## Aim of the exercise
Using the records below, please work out how many lines contain "week"; answer with the number alone.

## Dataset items
↓

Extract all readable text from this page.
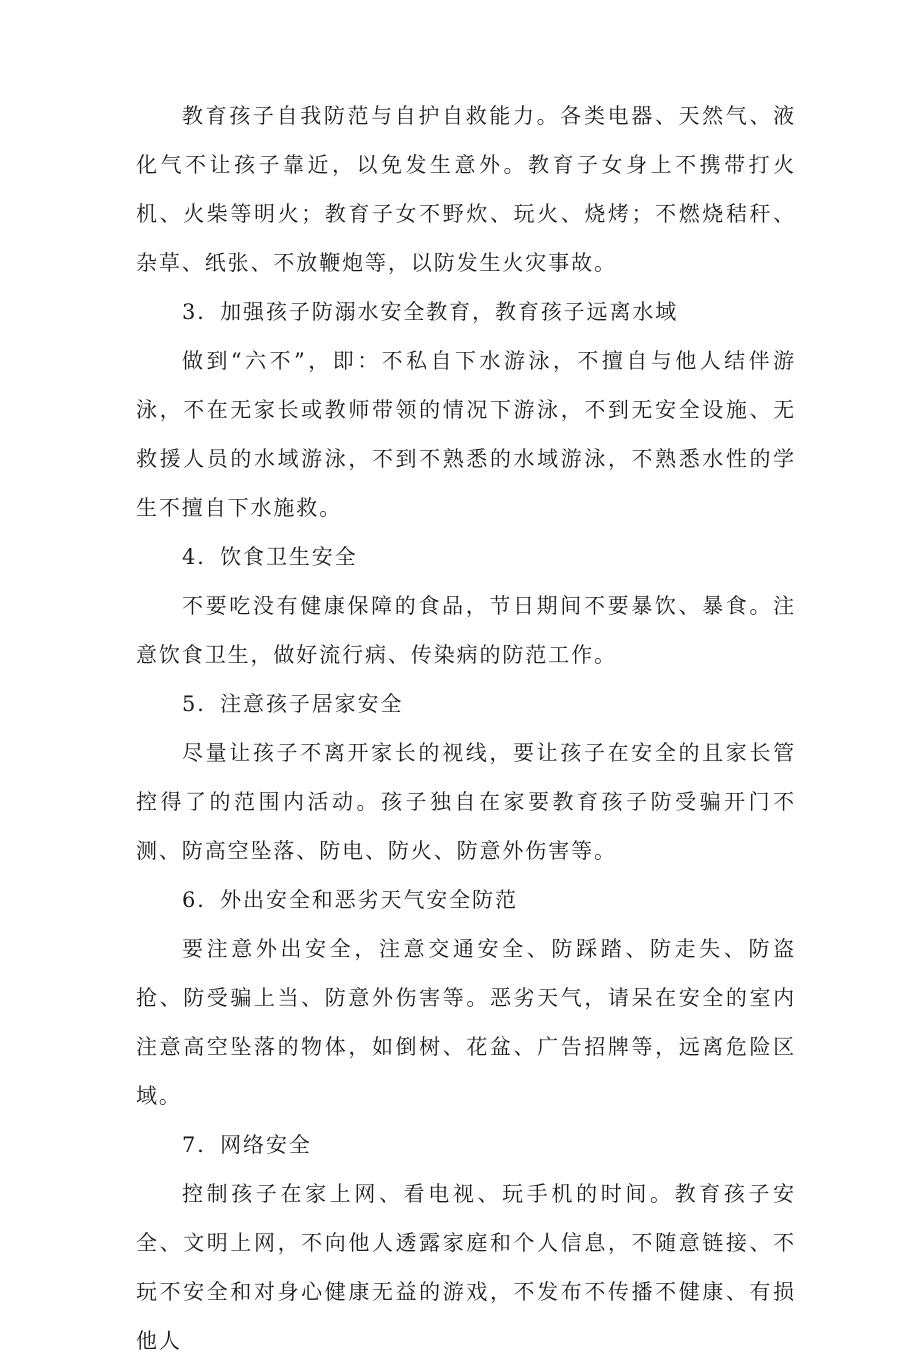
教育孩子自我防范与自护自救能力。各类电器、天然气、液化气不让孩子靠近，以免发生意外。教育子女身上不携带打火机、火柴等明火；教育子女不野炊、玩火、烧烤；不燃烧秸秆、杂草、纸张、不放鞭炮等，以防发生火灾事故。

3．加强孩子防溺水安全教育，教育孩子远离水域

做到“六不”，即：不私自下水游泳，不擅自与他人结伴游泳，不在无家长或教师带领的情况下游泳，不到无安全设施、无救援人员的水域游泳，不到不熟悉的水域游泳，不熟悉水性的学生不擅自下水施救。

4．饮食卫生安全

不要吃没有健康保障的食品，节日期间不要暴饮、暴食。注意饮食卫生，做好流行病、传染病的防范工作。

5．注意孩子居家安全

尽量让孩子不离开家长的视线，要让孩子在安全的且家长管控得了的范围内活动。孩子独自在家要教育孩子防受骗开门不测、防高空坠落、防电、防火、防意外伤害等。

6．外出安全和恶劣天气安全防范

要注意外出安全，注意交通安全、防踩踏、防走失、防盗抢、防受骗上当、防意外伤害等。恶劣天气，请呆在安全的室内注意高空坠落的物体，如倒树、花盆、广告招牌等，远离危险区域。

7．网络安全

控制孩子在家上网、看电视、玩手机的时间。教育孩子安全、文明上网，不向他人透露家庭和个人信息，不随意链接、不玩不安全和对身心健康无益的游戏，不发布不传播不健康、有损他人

↑
↓

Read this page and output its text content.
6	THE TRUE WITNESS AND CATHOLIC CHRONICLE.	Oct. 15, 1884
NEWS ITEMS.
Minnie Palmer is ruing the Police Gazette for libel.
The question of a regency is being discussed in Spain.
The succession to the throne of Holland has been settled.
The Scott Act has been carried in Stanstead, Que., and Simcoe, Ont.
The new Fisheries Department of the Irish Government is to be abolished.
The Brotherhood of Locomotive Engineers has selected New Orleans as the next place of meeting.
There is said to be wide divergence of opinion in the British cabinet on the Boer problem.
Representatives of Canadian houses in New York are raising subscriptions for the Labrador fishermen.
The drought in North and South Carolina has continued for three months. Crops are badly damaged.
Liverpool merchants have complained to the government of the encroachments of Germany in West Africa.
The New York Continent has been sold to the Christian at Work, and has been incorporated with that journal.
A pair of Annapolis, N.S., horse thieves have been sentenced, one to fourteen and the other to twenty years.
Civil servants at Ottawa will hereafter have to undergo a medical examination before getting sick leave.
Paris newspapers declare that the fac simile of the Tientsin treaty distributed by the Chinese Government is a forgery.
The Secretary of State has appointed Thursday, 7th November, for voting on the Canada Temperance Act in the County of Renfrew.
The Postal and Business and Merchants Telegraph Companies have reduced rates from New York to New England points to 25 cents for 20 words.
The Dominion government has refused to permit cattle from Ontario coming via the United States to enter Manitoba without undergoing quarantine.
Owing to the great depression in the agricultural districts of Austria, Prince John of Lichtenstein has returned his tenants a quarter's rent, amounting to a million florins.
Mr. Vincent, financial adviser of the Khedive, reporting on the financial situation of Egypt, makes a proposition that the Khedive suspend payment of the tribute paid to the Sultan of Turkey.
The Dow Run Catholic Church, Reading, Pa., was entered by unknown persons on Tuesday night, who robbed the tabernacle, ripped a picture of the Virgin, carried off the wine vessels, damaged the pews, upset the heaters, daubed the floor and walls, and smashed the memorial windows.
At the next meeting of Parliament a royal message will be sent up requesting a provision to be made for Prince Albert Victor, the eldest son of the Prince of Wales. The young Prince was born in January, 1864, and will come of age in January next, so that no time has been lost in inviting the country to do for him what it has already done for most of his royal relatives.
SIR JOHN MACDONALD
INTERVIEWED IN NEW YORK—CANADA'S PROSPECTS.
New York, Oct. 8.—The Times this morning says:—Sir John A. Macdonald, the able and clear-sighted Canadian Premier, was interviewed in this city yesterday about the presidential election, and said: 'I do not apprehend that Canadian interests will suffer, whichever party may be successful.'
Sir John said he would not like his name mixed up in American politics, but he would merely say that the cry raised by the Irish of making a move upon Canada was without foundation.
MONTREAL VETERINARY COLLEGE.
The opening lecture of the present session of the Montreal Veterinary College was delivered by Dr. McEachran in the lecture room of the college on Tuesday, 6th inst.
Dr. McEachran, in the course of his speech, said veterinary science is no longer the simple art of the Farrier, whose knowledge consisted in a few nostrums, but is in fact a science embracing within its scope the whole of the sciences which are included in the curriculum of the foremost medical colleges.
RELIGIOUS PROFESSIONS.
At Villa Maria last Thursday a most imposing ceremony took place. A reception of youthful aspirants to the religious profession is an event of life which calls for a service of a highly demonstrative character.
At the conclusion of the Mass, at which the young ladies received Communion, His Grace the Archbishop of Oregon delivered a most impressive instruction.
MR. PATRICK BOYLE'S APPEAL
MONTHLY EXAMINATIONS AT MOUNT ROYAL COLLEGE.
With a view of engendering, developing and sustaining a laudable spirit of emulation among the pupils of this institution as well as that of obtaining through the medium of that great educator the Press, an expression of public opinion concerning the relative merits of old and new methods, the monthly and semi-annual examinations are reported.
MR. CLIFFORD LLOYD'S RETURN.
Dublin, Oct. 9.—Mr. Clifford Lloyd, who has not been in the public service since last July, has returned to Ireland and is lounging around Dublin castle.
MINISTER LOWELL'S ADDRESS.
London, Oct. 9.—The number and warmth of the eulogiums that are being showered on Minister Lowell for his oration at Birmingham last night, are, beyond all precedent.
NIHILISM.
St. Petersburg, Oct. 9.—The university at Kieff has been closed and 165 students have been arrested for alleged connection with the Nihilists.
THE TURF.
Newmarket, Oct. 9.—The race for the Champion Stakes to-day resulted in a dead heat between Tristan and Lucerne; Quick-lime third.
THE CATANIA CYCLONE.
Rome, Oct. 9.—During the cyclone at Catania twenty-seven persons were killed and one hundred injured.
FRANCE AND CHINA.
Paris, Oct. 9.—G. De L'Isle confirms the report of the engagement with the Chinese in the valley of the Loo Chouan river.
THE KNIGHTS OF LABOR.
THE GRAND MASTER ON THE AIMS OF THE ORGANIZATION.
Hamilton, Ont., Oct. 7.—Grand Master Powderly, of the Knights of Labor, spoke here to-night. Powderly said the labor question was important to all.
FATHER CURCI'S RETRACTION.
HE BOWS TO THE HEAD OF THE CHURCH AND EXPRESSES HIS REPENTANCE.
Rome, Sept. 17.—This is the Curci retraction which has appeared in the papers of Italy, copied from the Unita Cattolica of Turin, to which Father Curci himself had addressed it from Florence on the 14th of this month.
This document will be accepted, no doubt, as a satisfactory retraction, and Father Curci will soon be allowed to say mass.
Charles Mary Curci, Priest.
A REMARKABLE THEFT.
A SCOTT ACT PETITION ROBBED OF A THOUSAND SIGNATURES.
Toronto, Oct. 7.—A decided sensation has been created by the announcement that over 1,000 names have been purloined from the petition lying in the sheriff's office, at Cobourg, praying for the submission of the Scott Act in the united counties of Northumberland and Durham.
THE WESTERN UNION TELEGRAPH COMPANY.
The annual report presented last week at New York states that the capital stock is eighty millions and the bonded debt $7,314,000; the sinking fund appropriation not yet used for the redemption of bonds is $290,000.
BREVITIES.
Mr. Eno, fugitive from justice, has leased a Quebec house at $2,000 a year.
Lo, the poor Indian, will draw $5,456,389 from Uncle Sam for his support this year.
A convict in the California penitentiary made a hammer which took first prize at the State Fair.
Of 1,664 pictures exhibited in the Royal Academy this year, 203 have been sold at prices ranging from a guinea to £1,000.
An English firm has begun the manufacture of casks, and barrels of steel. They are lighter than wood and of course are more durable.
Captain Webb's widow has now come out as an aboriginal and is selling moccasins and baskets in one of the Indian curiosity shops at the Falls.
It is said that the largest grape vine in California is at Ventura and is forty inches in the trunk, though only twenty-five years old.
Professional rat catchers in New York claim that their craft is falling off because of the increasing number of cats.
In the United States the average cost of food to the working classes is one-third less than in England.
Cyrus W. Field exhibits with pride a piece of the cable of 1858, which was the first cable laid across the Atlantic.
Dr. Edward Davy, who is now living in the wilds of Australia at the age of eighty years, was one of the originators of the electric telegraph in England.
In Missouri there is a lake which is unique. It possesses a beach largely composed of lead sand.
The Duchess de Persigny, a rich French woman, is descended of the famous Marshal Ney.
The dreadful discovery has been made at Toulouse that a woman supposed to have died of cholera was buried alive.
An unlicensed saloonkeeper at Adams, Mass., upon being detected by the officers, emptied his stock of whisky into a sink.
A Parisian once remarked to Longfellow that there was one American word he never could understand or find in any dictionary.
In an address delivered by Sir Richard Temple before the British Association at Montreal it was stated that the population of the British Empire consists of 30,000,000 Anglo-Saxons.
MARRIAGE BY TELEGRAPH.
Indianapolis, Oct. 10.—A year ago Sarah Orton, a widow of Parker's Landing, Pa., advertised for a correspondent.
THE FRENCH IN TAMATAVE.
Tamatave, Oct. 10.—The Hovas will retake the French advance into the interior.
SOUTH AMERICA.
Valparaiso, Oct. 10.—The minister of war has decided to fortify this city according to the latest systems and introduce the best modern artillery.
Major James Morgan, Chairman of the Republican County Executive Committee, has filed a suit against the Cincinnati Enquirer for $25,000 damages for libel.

↑
↓

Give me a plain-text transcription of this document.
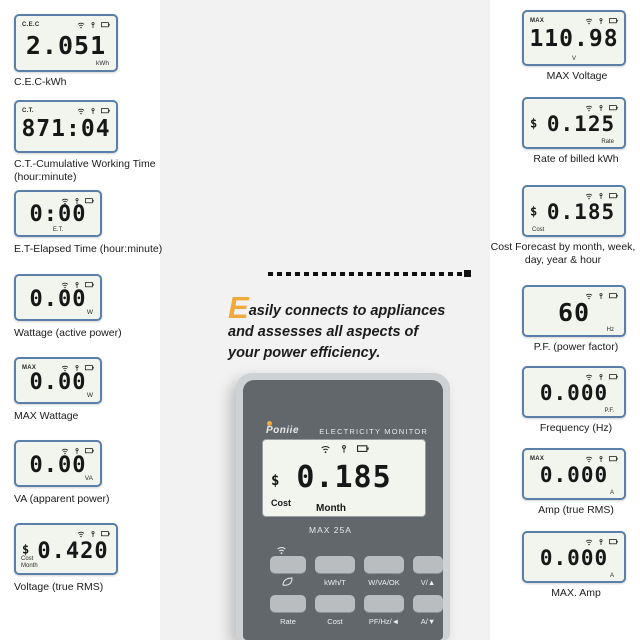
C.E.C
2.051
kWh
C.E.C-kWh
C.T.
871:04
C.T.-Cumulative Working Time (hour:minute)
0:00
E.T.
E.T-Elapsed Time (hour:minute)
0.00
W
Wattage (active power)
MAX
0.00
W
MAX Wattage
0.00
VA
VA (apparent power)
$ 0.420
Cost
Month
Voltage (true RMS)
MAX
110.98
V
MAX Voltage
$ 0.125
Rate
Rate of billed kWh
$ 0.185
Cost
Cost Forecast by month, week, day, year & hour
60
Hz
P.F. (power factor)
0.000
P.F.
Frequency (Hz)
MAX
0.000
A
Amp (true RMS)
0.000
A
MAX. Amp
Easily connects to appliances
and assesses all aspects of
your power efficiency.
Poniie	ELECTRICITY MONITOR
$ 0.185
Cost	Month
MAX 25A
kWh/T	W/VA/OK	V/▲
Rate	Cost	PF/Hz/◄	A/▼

↑

## Answer to the problem
2